Data extract ::
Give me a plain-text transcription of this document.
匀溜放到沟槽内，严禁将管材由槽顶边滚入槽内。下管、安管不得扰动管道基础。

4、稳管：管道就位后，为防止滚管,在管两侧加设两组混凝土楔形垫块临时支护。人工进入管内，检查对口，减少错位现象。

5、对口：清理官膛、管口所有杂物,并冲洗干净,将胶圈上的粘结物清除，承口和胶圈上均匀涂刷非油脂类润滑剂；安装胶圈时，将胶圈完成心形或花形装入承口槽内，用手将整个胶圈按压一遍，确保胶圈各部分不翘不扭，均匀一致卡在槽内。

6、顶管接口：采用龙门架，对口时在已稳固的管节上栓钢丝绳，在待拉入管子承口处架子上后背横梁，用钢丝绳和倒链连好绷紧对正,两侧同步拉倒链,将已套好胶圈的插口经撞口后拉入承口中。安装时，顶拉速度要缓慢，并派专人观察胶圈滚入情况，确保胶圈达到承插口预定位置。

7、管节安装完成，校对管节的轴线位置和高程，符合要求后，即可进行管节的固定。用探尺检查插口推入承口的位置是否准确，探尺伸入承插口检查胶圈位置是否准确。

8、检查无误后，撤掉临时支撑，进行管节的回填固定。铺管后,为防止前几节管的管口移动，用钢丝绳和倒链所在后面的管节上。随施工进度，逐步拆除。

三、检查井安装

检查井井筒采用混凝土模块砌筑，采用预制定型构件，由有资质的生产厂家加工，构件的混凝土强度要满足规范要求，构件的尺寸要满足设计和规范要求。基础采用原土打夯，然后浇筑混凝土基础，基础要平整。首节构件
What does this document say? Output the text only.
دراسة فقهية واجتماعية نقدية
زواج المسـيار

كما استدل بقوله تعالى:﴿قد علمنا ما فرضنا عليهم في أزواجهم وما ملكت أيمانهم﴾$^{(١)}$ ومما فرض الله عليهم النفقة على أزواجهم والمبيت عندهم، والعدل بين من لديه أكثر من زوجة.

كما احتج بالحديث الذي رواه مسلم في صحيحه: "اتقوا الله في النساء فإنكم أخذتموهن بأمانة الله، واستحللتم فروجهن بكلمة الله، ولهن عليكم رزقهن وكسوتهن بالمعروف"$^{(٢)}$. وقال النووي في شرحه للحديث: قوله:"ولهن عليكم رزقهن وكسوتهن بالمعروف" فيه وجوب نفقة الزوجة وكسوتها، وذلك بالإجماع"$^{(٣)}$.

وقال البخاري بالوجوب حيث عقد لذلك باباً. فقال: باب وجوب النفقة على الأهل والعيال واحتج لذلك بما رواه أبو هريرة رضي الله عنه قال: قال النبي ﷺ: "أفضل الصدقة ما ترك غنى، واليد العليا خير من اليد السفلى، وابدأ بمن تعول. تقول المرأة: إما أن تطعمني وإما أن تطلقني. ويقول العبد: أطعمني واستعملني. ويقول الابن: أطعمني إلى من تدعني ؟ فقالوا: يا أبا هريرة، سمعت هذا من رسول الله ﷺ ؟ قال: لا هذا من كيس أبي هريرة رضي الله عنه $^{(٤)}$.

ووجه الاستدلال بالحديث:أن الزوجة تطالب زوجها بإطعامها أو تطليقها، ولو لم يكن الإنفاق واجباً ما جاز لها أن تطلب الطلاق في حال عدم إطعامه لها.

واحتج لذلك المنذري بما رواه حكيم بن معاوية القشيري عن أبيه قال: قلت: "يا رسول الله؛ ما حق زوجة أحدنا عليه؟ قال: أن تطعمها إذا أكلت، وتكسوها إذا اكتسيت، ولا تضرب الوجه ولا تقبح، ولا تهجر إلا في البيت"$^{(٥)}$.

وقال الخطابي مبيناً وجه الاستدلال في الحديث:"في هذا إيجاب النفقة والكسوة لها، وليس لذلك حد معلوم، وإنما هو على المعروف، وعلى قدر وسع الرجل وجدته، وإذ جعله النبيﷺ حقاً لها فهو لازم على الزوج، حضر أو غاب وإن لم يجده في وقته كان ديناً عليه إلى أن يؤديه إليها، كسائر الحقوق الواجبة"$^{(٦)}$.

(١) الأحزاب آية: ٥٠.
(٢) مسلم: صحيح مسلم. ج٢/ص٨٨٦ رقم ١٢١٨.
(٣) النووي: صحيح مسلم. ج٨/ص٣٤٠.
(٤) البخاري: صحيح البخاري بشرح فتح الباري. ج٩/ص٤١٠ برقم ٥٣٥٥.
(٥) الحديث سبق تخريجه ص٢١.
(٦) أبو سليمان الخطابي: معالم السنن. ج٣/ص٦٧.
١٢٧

Short exercise ::
In the records above, locate each line with the word "مسلم". Copy all such lines.

The reply ::
كما احتج بالحديث الذي رواه مسلم في صحيحه: "اتقوا الله في النساء فإنكم أخذتموهن بأمانة الله، واستحللتم فروجهن بكلمة الله، ولهن عليكم رزقهن وكسوتهن بالمعروف"$^{(٢)}$. وقال النووي في شرحه للحديث: قوله:"ولهن عليكم رزقهن وكسوتهن بالمعروف" فيه وجوب نفقة الزوجة وكسوتها، وذلك بالإجماع"$^{(٣)}$.
(٢) مسلم: صحيح مسلم. ج٢/ص٨٨٦ رقم ١٢١٨.
(٣) النووي: صحيح مسلم. ج٨/ص٣٤٠.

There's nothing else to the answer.